WORK INSTRUCTIONS =
Recast the records below as a two-column CSV with the headers input and output. Give one row per record, with the record text under input and its answer under output, each as a single quoted field with line breaks replaced by spaces.

GIVEN DATA =
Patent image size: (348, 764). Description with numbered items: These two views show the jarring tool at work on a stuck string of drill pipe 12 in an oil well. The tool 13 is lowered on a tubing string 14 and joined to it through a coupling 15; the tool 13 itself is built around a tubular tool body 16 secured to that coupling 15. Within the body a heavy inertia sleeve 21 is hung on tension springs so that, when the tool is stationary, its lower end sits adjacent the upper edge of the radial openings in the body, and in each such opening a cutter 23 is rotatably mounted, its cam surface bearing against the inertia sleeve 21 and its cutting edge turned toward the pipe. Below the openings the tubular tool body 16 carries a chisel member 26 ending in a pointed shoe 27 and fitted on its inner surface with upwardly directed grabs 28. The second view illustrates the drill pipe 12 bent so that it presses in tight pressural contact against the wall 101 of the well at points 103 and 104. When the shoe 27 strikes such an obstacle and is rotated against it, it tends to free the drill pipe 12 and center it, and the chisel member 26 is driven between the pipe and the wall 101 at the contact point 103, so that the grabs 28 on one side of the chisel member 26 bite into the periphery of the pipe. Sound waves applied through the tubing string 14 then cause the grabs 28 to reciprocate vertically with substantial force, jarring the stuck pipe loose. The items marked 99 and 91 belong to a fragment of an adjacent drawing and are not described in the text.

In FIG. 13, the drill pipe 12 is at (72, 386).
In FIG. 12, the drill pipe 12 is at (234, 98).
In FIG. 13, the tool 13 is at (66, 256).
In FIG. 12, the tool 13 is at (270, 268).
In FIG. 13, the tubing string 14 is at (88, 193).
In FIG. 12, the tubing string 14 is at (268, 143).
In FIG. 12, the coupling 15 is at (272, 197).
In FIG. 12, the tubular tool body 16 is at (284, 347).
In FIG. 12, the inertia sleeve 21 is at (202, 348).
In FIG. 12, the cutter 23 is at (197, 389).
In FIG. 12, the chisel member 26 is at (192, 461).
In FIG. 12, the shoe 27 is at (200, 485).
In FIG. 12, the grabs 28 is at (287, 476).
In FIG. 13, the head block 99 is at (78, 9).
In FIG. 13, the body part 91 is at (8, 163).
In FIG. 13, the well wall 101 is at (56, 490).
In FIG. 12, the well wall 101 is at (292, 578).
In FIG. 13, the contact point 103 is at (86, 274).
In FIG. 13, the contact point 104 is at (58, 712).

TASK ANSWER =
input,output
"Patent image size: (348, 764). Description with numbered items: These two views show the jarring tool at work on a stuck string of drill pipe 12 in an oil well. The tool 13 is lowered on a tubing string 14 and joined to it through a coupling 15; the tool 13 itself is built around a tubular tool body 16 secured to that coupling 15. Within the body a heavy inertia sleeve 21 is hung on tension springs so that, when the tool is stationary, its lower end sits adjacent the upper edge of the radial openings in the body, and in each such opening a cutter 23 is rotatably mounted, its cam surface bearing against the inertia sleeve 21 and its cutting edge turned toward the pipe. Below the openings the tubular tool body 16 carries a chisel member 26 ending in a pointed shoe 27 and fitted on its inner surface with upwardly directed grabs 28. The second view illustrates the drill pipe 12 bent so that it presses in tight pressural contact against the wall 101 of the well at points 103 and 104. When the shoe 27 strikes such an obstacle and is rotated against it, it tends to free the drill pipe 12 and center it, and the chisel member 26 is driven between the pipe and the wall 101 at the contact point 103, so that the grabs 28 on one side of the chisel member 26 bite into the periphery of the pipe. Sound waves applied through the tubing string 14 then cause the grabs 28 to reciprocate vertically with substantial force, jarring the stuck pipe loose. The items marked 99 and 91 belong to a fragment of an adjacent drawing and are not described in the text.","In FIG. 13, the drill pipe 12 is at (72, 386). In FIG. 12, the drill pipe 12 is at (234, 98). In FIG. 13, the tool 13 is at (66, 256). In FIG. 12, the tool 13 is at (270, 268). In FIG. 13, the tubing string 14 is at (88, 193). In FIG. 12, the tubing string 14 is at (268, 143). In FIG. 12, the coupling 15 is at (272, 197). In FIG. 12, the tubular tool body 16 is at (284, 347). In FIG. 12, the inertia sleeve 21 is at (202, 348). In FIG. 12, the cutter 23 is at (197, 389). In FIG. 12, the chisel member 26 is at (192, 461). In FIG. 12, the shoe 27 is at (200, 485). In FIG. 12, the grabs 28 is at (287, 476). In FIG. 13, the head block 99 is at (78, 9). In FIG. 13, the body part 91 is at (8, 163). In FIG. 13, the well wall 101 is at (56, 490). In FIG. 12, the well wall 101 is at (292, 578). In FIG. 13, the contact point 103 is at (86, 274). In FIG. 13, the contact point 104 is at (58, 712)."